EXERCISE REQUIREMENTS:
(a) Set down the part of the passage on U.S. fiscal policy from "What can be" to "Budget office (CBO).", word for word.
(b) Name every person the passage on U.S. fiscal policy mentions by name.
(c) Write what comes next in the passage on U.S. fiscal policy, starting after its last sentence.

GIVEN TEXT:
#####

What can be said about health policy also applies to U.S. fiscal policy. Democrats have never been able to shake off the label that they are the party of deficit-financed government spending – that they practice the much maligned, socialist Keynesian economics — in spite of plenty of history to the contrary. Consider, for example, the graph below published by the non-partisan Congressional Budget office (CBO).
The time paths of federal tax revenues and spending clearly show what former Vice President Dick Cheney reportedly explained to an amazed then Secretary of the Treasury Paul O’Neill: “Reagan taught us that deficits don’t matter.”
Deficit financed government spending and tax cuts are usually considered the very core of Keynesian economics, aimed at shoring up the demand side of the economy. It is based on the idea that there is not enough demand to buy the products the supply side could deliver. It is a policy much decried by Republicans and the media supporting them, e.g., The Wall Street Journal or the anchors and talking heads on Fox News TV. It stands in contrast to so-called supply side economics, which seeks to rev up the economy by changing the financial incentives (mainly taxes) and regulatory burden faced by the supply side of the economy, assuming that the barrier to faster economic growth lies on the supply side of the economy.

#####

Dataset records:
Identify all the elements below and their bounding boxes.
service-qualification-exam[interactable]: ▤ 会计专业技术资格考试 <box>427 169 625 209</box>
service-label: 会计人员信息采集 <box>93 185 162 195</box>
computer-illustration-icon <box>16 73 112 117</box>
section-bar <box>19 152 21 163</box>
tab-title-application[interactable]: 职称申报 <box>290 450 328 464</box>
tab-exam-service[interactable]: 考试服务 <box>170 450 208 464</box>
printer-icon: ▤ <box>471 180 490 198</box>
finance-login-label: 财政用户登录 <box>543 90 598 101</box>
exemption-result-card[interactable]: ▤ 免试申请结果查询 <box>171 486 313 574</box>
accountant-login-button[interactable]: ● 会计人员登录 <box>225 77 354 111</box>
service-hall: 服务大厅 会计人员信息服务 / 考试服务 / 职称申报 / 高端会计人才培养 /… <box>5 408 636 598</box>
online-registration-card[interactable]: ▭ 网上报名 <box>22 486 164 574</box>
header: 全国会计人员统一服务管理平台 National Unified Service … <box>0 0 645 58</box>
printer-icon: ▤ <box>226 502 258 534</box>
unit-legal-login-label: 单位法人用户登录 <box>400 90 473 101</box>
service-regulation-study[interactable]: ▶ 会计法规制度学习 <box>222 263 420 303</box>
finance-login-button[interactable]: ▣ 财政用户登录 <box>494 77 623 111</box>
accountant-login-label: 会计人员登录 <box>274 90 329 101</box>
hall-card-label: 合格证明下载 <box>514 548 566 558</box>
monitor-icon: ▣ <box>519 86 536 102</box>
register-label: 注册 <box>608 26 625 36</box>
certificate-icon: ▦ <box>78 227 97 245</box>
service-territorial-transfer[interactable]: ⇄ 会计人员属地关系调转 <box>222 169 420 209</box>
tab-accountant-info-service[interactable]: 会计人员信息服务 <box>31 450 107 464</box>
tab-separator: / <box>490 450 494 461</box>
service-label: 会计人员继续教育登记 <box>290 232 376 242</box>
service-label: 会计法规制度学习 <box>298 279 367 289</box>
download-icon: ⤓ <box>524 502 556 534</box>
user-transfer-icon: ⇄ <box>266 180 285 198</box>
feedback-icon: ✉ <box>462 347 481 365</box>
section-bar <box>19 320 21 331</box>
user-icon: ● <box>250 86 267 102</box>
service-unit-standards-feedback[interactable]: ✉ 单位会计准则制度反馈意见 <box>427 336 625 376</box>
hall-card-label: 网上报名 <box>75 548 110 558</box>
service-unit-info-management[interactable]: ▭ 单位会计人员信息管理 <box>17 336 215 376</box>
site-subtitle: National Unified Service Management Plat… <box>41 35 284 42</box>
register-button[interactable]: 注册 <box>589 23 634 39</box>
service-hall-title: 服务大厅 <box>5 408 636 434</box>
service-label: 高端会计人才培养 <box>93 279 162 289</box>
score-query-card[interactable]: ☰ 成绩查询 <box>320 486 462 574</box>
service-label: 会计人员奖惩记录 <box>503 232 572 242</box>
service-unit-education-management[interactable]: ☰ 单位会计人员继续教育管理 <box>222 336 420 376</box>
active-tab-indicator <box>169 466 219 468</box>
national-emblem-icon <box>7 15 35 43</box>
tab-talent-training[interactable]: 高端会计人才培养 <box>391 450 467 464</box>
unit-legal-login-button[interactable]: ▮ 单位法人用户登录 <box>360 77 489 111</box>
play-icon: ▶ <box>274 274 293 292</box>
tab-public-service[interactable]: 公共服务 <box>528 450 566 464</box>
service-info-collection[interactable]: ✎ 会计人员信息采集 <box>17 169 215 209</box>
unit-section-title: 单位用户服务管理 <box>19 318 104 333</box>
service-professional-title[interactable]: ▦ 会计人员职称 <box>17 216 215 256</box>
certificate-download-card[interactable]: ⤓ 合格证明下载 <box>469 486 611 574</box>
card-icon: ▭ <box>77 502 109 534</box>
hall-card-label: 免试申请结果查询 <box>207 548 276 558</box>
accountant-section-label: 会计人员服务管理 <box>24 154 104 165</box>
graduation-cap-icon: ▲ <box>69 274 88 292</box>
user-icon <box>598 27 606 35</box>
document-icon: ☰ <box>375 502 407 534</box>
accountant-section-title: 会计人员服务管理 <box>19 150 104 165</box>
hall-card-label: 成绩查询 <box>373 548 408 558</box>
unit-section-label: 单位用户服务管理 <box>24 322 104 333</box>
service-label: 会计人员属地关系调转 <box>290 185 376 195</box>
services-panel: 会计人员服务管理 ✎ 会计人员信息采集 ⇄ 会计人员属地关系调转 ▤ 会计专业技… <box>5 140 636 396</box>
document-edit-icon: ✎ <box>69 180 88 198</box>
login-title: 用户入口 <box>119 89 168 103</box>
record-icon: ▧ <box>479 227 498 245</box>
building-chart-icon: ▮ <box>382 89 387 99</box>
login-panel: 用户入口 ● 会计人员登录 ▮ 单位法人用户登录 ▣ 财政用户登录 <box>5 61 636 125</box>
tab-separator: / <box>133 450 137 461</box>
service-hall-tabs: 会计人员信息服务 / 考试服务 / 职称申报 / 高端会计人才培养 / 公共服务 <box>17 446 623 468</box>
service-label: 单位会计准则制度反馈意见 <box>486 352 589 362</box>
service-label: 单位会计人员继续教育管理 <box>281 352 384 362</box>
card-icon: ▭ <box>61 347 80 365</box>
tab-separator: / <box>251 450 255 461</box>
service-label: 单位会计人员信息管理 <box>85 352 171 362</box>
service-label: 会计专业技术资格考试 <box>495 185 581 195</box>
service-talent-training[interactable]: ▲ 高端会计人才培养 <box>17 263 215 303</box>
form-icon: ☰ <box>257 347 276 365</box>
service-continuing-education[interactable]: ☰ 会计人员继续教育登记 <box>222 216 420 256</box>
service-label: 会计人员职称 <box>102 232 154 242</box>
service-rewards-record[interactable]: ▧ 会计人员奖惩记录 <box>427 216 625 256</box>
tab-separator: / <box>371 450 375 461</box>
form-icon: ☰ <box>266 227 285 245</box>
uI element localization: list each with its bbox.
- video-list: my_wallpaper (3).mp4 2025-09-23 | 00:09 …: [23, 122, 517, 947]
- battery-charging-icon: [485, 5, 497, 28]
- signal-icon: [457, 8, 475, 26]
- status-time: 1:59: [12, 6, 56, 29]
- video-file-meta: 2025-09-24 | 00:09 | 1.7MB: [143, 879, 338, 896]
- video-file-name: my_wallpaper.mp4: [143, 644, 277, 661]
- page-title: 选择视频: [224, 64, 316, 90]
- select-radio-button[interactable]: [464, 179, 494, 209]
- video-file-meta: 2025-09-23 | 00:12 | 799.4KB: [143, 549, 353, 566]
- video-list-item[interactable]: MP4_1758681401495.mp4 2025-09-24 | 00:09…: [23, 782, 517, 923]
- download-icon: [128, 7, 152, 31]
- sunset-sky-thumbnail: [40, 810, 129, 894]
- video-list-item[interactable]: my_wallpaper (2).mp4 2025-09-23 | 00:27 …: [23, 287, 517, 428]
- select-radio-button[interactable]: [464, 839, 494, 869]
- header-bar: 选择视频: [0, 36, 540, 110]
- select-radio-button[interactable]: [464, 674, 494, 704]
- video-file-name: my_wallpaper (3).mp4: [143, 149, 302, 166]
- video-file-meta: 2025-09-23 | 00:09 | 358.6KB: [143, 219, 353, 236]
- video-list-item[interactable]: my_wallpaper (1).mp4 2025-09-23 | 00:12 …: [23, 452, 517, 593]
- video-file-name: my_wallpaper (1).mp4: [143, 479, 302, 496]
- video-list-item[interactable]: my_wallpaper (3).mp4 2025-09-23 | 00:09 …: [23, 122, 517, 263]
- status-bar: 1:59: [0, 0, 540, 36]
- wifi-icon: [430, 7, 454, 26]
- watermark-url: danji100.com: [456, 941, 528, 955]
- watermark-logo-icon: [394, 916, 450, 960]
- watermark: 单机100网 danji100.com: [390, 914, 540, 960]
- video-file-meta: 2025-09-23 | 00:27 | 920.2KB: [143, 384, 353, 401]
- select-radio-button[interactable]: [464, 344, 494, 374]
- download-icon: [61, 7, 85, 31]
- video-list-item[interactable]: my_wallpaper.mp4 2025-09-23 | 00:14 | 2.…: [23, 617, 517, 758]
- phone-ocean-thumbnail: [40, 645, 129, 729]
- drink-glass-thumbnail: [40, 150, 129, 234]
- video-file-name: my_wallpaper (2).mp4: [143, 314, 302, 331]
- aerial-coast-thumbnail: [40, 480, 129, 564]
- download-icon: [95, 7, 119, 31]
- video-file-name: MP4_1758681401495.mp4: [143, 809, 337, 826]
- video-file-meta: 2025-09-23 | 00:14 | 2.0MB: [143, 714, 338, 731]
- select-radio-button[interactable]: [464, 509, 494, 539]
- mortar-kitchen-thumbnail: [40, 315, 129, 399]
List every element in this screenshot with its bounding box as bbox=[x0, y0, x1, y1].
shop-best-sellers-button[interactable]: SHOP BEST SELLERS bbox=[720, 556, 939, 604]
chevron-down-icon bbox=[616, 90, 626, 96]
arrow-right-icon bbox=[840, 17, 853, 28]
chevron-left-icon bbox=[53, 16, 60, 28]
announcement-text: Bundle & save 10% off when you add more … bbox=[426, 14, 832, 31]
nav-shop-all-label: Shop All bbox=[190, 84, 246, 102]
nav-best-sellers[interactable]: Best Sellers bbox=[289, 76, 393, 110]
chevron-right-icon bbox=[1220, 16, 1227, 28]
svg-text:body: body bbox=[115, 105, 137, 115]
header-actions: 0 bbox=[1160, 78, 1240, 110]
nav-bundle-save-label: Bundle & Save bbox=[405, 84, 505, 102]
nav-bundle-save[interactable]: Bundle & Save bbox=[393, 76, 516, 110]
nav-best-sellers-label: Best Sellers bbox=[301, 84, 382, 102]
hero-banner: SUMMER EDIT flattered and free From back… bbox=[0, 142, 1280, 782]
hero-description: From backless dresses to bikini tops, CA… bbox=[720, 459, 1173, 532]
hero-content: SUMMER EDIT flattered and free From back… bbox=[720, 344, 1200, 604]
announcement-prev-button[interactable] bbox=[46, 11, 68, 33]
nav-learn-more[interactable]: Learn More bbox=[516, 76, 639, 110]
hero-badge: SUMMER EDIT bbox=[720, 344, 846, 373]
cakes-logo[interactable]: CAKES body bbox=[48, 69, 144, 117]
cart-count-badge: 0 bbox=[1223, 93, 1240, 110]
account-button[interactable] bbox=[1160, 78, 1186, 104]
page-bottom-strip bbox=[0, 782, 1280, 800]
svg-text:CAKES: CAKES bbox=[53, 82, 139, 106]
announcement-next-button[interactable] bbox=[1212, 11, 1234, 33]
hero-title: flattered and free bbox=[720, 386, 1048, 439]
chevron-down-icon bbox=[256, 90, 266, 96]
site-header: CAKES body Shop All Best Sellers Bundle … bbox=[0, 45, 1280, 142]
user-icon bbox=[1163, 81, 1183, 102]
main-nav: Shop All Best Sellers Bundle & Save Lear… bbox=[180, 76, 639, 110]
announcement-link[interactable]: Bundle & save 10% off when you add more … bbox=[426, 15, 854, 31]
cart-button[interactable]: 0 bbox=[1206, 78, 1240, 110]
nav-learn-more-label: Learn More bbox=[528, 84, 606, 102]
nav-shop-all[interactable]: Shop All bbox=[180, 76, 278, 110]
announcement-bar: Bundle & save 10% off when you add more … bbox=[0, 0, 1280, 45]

#####

TASK-BY-TASK ANSWERS:
(a)
What can be said about health policy also applies to U.S. fiscal policy. Democrats have never been able to shake off the label that they are the party of deficit-financed government spending – that they practice the much maligned, socialist Keynesian economics — in spite of plenty of history to the contrary. Consider, for example, the graph below published by the non-partisan Congressional Budget office (CBO).

(b) Dick Cheney, Paul O'Neill, Reagan

(c)
Although during the election campaign in 1980 President Reagan had promised to balance the federal budget by 1984 and rev up the economy just with tax cuts that, through faster economic growth, would be self-financing, in fact his administration coupled the huge cuts in the individual tax rates it got swiftly passed by Congress with huge increases in defense spending and even farm support, driving up federal deficits to levels easily three times as high as the previously much decried, relatively puny deficits registered by President Carter (see chart below). By the end of President Reagan’s eight-year term in office, the public federal debt had tripled. By the time President Bush Sr. left office, it had quadrupled.
Had President Reagan really tried his hand at supply side economics, he would have lowered substantially the corporate tax rate from the statutory level of 35% to closer to 20% or even below, to keep U.S. capital and investments at home. Instead he left the high statutory corporate tax rate in place and even increased the tax take from the corporate sector by closing some loop holes. Reagan’s tax policy – especially his second-term efforts to close loop holes and broaden the tax base — actually seemed to slouch toward policies many Democratic economists would and did support. The point here is that overall, one can fairly argue that Reagan’s fiscal policy slouched much more toward the much maligned Keynesian policy of driving economic growth, rather than to solid supply side economics.
Seemingly paradoxically, corporate executives tend to go along with cuts in individual rather than corporate tax rates. It is so because they all manage two companies: one owned by shareholders, and the other, increasingly large company owned by their families. When given a choice between tax cuts for either or the other of the two entities, they naturally lobby for the second, which is what Republican presidents – Reagan, Bush Sr., Bush Jr. — have always faithfully delivered. We shall see what President Trump will do in that regard.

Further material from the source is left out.